● WHAT YOU HAVE TO DO
Scan the listing below. Report each line that includes "this".

(Stored data)
** Begin **

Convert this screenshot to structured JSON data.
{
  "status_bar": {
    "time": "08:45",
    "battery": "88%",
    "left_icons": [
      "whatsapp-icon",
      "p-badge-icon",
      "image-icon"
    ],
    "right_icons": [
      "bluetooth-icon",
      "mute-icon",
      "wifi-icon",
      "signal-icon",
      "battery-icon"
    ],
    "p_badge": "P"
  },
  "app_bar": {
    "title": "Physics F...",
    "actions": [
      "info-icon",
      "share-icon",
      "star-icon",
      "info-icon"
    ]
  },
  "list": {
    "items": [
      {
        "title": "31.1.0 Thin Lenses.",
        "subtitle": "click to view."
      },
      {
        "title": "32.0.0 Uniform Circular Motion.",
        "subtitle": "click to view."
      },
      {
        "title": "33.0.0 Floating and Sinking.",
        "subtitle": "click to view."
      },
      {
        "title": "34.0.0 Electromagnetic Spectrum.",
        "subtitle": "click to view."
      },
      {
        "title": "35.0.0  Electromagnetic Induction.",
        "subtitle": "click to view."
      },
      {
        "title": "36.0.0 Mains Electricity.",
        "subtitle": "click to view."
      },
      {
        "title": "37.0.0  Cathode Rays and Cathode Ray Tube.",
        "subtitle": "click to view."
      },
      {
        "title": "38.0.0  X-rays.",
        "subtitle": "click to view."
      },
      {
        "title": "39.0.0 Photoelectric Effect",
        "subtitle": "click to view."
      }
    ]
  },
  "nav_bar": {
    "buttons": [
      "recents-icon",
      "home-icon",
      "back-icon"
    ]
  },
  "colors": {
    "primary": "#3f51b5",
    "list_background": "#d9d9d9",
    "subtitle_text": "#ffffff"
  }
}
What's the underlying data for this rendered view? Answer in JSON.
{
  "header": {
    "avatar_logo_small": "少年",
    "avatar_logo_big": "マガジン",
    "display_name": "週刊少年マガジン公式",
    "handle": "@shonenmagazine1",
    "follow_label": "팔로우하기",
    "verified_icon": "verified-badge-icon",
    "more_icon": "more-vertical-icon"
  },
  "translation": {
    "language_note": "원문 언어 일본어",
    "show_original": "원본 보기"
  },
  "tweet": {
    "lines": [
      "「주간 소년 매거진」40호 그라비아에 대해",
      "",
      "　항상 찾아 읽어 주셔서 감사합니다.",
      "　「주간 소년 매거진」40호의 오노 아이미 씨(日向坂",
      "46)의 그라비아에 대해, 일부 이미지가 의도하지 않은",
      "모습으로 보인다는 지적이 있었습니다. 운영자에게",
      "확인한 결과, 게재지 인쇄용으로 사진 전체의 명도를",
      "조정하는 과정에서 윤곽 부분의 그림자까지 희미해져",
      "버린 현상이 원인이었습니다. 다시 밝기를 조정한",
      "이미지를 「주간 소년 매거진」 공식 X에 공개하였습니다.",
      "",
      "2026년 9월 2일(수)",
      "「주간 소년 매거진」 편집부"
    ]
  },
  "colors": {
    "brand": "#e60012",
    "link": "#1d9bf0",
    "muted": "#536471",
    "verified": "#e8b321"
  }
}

** End **

● FULL OUTPUT
Convert this screenshot to structured JSON data.
What's the underlying data for this rendered view? Answer in JSON.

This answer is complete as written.